Report the count of lines containing the word "Parse" in the entries below, and nothing more.

## Data to use
((

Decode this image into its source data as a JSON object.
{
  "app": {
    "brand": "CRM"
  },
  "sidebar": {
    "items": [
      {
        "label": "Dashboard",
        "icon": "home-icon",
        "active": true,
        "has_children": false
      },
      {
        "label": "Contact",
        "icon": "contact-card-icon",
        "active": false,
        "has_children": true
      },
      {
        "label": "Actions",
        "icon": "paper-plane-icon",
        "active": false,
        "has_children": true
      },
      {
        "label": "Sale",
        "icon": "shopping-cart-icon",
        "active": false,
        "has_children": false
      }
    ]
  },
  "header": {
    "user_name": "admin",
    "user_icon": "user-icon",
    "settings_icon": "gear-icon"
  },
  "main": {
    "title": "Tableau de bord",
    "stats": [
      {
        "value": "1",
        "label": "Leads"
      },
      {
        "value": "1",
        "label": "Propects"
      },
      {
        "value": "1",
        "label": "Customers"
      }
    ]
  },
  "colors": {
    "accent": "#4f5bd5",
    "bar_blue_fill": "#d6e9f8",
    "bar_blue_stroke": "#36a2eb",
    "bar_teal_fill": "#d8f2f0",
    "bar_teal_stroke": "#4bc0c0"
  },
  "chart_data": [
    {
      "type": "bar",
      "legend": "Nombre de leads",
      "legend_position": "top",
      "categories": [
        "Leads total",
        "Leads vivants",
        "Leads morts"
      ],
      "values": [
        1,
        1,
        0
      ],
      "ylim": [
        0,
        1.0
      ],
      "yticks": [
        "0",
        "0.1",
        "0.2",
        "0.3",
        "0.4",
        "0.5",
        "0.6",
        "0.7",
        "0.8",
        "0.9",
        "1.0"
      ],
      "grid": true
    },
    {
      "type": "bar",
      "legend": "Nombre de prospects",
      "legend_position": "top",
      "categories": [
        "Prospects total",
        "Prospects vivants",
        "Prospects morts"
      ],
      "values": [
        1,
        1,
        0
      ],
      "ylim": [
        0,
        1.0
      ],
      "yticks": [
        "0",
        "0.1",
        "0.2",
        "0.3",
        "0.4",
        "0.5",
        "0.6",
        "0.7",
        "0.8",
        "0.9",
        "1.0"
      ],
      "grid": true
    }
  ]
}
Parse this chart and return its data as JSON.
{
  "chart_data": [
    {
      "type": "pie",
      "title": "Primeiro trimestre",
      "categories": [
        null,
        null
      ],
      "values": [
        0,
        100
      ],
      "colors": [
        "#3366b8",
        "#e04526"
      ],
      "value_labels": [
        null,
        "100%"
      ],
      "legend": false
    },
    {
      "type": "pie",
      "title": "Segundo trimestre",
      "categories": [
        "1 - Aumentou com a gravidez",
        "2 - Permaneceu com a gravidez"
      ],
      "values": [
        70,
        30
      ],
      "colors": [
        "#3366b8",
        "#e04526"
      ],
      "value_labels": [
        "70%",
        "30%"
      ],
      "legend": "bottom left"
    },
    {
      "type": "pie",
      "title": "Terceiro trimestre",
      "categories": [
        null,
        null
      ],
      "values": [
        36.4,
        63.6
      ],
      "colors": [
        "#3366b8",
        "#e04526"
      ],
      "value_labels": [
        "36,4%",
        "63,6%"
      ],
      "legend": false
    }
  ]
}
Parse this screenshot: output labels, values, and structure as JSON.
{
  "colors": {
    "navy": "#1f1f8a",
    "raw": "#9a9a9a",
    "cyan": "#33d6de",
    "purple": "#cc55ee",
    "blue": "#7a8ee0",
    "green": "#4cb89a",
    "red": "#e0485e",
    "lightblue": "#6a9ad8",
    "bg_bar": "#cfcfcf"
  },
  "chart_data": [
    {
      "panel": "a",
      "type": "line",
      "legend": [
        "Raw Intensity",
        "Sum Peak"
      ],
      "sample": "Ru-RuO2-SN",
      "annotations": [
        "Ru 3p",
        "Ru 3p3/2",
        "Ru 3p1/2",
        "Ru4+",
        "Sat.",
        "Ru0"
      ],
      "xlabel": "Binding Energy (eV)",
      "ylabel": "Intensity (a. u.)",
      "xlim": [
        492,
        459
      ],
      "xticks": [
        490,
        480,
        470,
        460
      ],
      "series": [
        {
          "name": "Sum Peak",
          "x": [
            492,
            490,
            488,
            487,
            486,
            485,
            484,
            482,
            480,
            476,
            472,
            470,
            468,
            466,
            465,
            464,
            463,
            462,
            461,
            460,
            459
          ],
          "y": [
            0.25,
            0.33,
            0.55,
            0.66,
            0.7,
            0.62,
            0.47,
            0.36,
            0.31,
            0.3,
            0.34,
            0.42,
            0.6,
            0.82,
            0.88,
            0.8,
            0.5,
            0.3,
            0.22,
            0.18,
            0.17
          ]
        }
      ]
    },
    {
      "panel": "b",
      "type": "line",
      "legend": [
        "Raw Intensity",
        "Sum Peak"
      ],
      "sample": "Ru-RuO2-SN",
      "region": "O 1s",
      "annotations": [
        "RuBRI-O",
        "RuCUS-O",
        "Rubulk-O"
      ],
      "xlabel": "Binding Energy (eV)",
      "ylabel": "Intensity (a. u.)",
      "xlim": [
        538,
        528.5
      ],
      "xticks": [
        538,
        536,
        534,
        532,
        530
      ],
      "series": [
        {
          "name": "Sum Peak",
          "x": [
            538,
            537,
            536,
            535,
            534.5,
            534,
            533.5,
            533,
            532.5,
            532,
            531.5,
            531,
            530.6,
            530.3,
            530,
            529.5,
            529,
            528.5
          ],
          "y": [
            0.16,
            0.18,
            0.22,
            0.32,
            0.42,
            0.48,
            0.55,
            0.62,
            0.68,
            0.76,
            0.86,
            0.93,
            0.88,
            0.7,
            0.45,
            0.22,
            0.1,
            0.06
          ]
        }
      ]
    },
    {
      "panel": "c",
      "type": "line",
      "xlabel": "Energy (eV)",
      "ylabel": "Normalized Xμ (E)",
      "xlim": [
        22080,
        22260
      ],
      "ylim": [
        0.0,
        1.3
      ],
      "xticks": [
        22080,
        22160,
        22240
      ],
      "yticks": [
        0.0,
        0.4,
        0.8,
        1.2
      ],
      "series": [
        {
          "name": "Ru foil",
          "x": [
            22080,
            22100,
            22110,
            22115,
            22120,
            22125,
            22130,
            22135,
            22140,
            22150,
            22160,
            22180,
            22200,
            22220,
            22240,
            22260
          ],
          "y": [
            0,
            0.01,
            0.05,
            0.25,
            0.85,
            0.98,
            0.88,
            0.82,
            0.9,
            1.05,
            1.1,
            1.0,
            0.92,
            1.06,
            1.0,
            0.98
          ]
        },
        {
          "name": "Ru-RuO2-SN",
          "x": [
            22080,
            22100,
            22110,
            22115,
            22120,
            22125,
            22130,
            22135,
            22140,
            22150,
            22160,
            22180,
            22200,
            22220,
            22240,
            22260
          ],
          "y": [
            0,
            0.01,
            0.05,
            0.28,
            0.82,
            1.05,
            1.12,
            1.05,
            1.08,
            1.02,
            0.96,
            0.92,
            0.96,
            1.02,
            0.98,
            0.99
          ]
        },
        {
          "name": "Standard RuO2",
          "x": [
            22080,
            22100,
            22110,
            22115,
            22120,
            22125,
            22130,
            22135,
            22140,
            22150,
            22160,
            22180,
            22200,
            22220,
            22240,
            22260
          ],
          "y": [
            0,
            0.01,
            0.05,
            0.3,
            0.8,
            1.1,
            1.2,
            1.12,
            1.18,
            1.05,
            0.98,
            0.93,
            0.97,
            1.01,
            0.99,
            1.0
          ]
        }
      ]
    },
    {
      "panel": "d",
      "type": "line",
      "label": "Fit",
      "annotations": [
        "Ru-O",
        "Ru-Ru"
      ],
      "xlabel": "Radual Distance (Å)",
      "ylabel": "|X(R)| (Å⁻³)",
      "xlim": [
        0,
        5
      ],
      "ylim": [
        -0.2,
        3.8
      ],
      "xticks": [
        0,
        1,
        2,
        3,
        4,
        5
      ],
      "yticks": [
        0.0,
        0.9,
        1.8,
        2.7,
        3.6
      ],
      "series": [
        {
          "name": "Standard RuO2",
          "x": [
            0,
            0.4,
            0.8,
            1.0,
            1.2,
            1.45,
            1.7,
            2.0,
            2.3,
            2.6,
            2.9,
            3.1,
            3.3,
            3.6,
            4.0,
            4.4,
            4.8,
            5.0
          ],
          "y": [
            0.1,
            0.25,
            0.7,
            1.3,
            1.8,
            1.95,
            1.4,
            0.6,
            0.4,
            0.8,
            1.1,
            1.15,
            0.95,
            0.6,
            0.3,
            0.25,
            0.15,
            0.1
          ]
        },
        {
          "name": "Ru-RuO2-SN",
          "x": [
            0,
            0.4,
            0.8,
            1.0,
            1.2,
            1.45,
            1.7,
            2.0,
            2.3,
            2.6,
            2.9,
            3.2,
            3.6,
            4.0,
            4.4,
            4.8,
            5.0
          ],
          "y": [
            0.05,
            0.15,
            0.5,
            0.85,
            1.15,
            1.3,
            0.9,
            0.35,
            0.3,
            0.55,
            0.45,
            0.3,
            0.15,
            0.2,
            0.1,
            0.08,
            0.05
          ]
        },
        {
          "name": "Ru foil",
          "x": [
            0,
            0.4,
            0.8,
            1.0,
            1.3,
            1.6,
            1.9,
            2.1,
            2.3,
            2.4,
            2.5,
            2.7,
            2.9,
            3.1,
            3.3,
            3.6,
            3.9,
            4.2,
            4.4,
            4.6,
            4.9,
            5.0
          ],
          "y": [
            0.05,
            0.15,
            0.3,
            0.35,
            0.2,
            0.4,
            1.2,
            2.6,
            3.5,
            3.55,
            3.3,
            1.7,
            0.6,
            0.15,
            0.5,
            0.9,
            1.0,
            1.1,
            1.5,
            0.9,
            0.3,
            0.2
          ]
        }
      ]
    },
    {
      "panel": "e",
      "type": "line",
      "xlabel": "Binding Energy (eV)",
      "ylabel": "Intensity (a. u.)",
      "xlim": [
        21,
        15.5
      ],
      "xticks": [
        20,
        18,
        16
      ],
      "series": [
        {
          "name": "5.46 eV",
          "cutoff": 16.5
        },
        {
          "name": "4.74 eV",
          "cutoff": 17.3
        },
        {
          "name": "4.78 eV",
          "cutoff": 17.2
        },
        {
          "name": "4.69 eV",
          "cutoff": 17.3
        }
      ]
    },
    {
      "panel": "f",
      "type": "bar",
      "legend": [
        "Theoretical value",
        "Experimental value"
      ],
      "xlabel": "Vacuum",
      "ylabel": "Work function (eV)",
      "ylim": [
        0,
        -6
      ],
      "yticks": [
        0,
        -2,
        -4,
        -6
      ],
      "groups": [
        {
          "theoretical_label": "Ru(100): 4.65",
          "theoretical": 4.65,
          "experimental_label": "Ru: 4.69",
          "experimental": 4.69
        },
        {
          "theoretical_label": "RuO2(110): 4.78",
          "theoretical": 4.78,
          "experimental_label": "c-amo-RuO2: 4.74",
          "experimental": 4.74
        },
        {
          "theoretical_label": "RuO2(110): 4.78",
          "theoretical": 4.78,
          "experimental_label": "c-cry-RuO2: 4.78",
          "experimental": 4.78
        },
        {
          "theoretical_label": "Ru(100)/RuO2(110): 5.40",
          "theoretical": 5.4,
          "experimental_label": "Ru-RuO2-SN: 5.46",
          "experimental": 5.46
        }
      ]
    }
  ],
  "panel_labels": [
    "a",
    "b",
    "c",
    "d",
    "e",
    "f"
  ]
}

))

## Correct output
2